#### Work required
Give the data below again exactly as it stands. Omit the pictures.

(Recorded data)
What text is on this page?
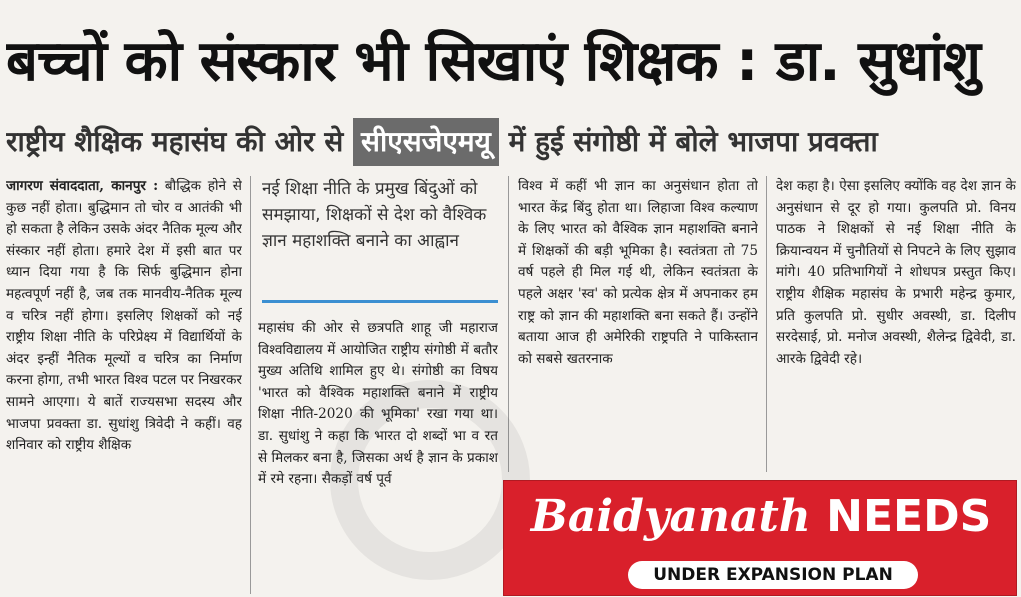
बच्चों को संस्कार भी सिखाएं शिक्षक : डा. सुधांशु
राष्ट्रीय शैक्षिक महासंघ की ओर से सीएसजेएमयू में हुई संगोष्ठी में बोले भाजपा प्रवक्ता

जागरण संवाददाता, कानपुर : बौद्धिक होने से कुछ नहीं होता। बुद्धिमान तो चोर व आतंकी भी हो सकता है लेकिन उसके अंदर नैतिक मूल्य और संस्कार नहीं होता। हमारे देश में इसी बात पर ध्यान दिया गया है कि सिर्फ बुद्धिमान होना महत्वपूर्ण नहीं है, जब तक मानवीय-नैतिक मूल्य व चरित्र नहीं होगा। इसलिए शिक्षकों को नई राष्ट्रीय शिक्षा नीति के परिप्रेक्ष्य में विद्यार्थियों के अंदर इन्हीं नैतिक मूल्यों व चरित्र का निर्माण करना होगा, तभी भारत विश्व पटल पर निखरकर सामने आएगा। ये बातें राज्यसभा सदस्य और भाजपा प्रवक्ता डा. सुधांशु त्रिवेदी ने कहीं। वह शनिवार को राष्ट्रीय शैक्षिक

नई शिक्षा नीति के प्रमुख बिंदुओं को समझाया, शिक्षकों से देश को वैश्विक ज्ञान महाशक्ति बनाने का आह्वान

महासंघ की ओर से छत्रपति शाहू जी महाराज विश्वविद्यालय में आयोजित राष्ट्रीय संगोष्ठी में बतौर मुख्य अतिथि शामिल हुए थे। संगोष्ठी का विषय 'भारत को वैश्विक महाशक्ति बनाने में राष्ट्रीय शिक्षा नीति-2020 की भूमिका' रखा गया था। डा. सुधांशु ने कहा कि भारत दो शब्दों भा व रत से मिलकर बना है, जिसका अर्थ है ज्ञान के प्रकाश में रमे रहना। सैकड़ों वर्ष पूर्व

विश्व में कहीं भी ज्ञान का अनुसंधान होता तो भारत केंद्र बिंदु होता था। लिहाजा विश्व कल्याण के लिए भारत को वैश्विक ज्ञान महाशक्ति बनाने में शिक्षकों की बड़ी भूमिका है। स्वतंत्रता तो 75 वर्ष पहले ही मिल गई थी, लेकिन स्वतंत्रता के पहले अक्षर 'स्व' को प्रत्येक क्षेत्र में अपनाकर हम राष्ट्र को ज्ञान की महाशक्ति बना सकते हैं। उन्होंने बताया आज ही अमेरिकी राष्ट्रपति ने पाकिस्तान को सबसे खतरनाक

देश कहा है। ऐसा इसलिए क्योंकि वह देश ज्ञान के अनुसंधान से दूर हो गया। कुलपति प्रो. विनय पाठक ने शिक्षकों से नई शिक्षा नीति के क्रियान्वयन में चुनौतियों से निपटने के लिए सुझाव मांगे। 40 प्रतिभागियों ने शोधपत्र प्रस्तुत किए। राष्ट्रीय शैक्षिक महासंघ के प्रभारी महेन्द्र कुमार, प्रति कुलपति प्रो. सुधीर अवस्थी, डा. दिलीप सरदेसाई, प्रो. मनोज अवस्थी, शैलेन्द्र द्विवेदी, डा. आरके द्विवेदी रहे।

Baidyanath NEEDS
UNDER EXPANSION PLAN
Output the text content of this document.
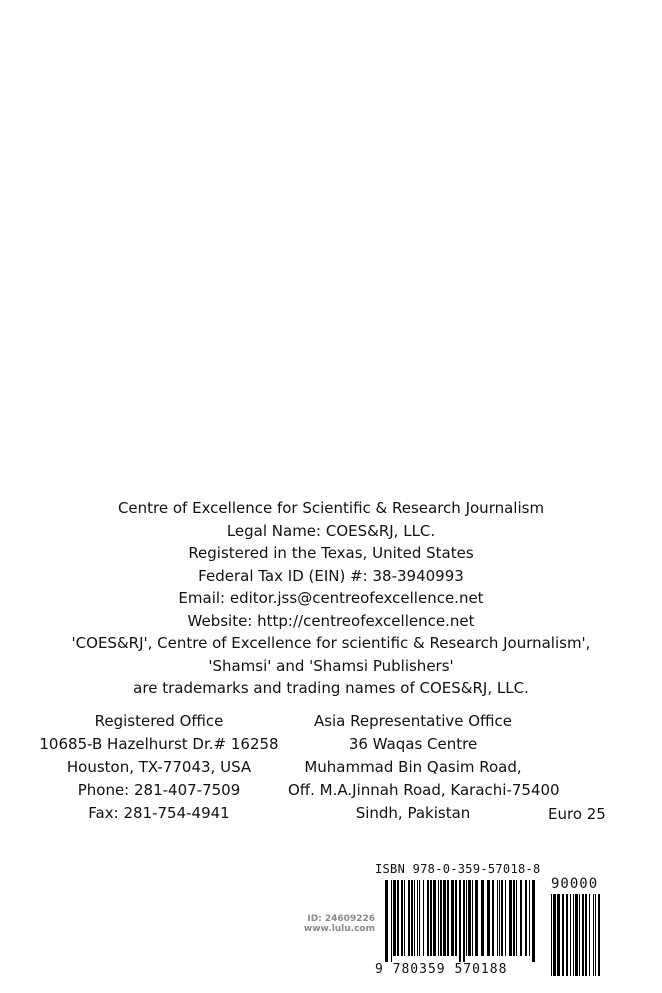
Centre of Excellence for Scientific & Research Journalism
Legal Name: COES&RJ, LLC.
Registered in the Texas, United States
Federal Tax ID (EIN) #: 38-3940993
Email: editor.jss@centreofexcellence.net
Website: http://centreofexcellence.net
'COES&RJ', Centre of Excellence for scientific & Research Journalism',
'Shamsi' and 'Shamsi Publishers'
are trademarks and trading names of COES&RJ, LLC.
Registered Office
10685-B Hazelhurst Dr.# 16258
Houston, TX-77043, USA
Phone: 281-407-7509
Fax: 281-754-4941
Asia Representative Office
36 Waqas Centre
Muhammad Bin Qasim Road,
Off. M.A.Jinnah Road, Karachi-75400
Sindh, Pakistan	Euro 25
ID: 24609226
www.lulu.com
ISBN 978-0-359-57018-8
90000
9 780359 570188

#### Result of the exercise
What text is on this page?
बच्चों को संस्कार भी सिखाएं शिक्षक : डा. सुधांशु
राष्ट्रीय शैक्षिक महासंघ की ओर से सीएसजेएमयू में हुई संगोष्ठी में बोले भाजपा प्रवक्ता

जागरण संवाददाता, कानपुर : बौद्धिक होने से कुछ नहीं होता। बुद्धिमान तो चोर व आतंकी भी हो सकता है लेकिन उसके अंदर नैतिक मूल्य और संस्कार नहीं होता। हमारे देश में इसी बात पर ध्यान दिया गया है कि सिर्फ बुद्धिमान होना महत्वपूर्ण नहीं है, जब तक मानवीय-नैतिक मूल्य व चरित्र नहीं होगा। इसलिए शिक्षकों को नई राष्ट्रीय शिक्षा नीति के परिप्रेक्ष्य में विद्यार्थियों के अंदर इन्हीं नैतिक मूल्यों व चरित्र का निर्माण करना होगा, तभी भारत विश्व पटल पर निखरकर सामने आएगा। ये बातें राज्यसभा सदस्य और भाजपा प्रवक्ता डा. सुधांशु त्रिवेदी ने कहीं। वह शनिवार को राष्ट्रीय शैक्षिक

नई शिक्षा नीति के प्रमुख बिंदुओं को समझाया, शिक्षकों से देश को वैश्विक ज्ञान महाशक्ति बनाने का आह्वान

महासंघ की ओर से छत्रपति शाहू जी महाराज विश्वविद्यालय में आयोजित राष्ट्रीय संगोष्ठी में बतौर मुख्य अतिथि शामिल हुए थे। संगोष्ठी का विषय 'भारत को वैश्विक महाशक्ति बनाने में राष्ट्रीय शिक्षा नीति-2020 की भूमिका' रखा गया था। डा. सुधांशु ने कहा कि भारत दो शब्दों भा व रत से मिलकर बना है, जिसका अर्थ है ज्ञान के प्रकाश में रमे रहना। सैकड़ों वर्ष पूर्व

विश्व में कहीं भी ज्ञान का अनुसंधान होता तो भारत केंद्र बिंदु होता था। लिहाजा विश्व कल्याण के लिए भारत को वैश्विक ज्ञान महाशक्ति बनाने में शिक्षकों की बड़ी भूमिका है। स्वतंत्रता तो 75 वर्ष पहले ही मिल गई थी, लेकिन स्वतंत्रता के पहले अक्षर 'स्व' को प्रत्येक क्षेत्र में अपनाकर हम राष्ट्र को ज्ञान की महाशक्ति बना सकते हैं। उन्होंने बताया आज ही अमेरिकी राष्ट्रपति ने पाकिस्तान को सबसे खतरनाक

देश कहा है। ऐसा इसलिए क्योंकि वह देश ज्ञान के अनुसंधान से दूर हो गया। कुलपति प्रो. विनय पाठक ने शिक्षकों से नई शिक्षा नीति के क्रियान्वयन में चुनौतियों से निपटने के लिए सुझाव मांगे। 40 प्रतिभागियों ने शोधपत्र प्रस्तुत किए। राष्ट्रीय शैक्षिक महासंघ के प्रभारी महेन्द्र कुमार, प्रति कुलपति प्रो. सुधीर अवस्थी, डा. दिलीप सरदेसाई, प्रो. मनोज अवस्थी, शैलेन्द्र द्विवेदी, डा. आरके द्विवेदी रहे।

Baidyanath NEEDS
UNDER EXPANSION PLAN
Output the text content of this document.
Centre of Excellence for Scientific & Research Journalism
Legal Name: COES&RJ, LLC.
Registered in the Texas, United States
Federal Tax ID (EIN) #: 38-3940993
Email: editor.jss@centreofexcellence.net
Website: http://centreofexcellence.net
'COES&RJ', Centre of Excellence for scientific & Research Journalism',
'Shamsi' and 'Shamsi Publishers'
are trademarks and trading names of COES&RJ, LLC.
Registered Office
10685-B Hazelhurst Dr.# 16258
Houston, TX-77043, USA
Phone: 281-407-7509
Fax: 281-754-4941
Asia Representative Office
36 Waqas Centre
Muhammad Bin Qasim Road,
Off. M.A.Jinnah Road, Karachi-75400
Sindh, Pakistan	Euro 25
ID: 24609226
www.lulu.com
ISBN 978-0-359-57018-8
90000
9 780359 570188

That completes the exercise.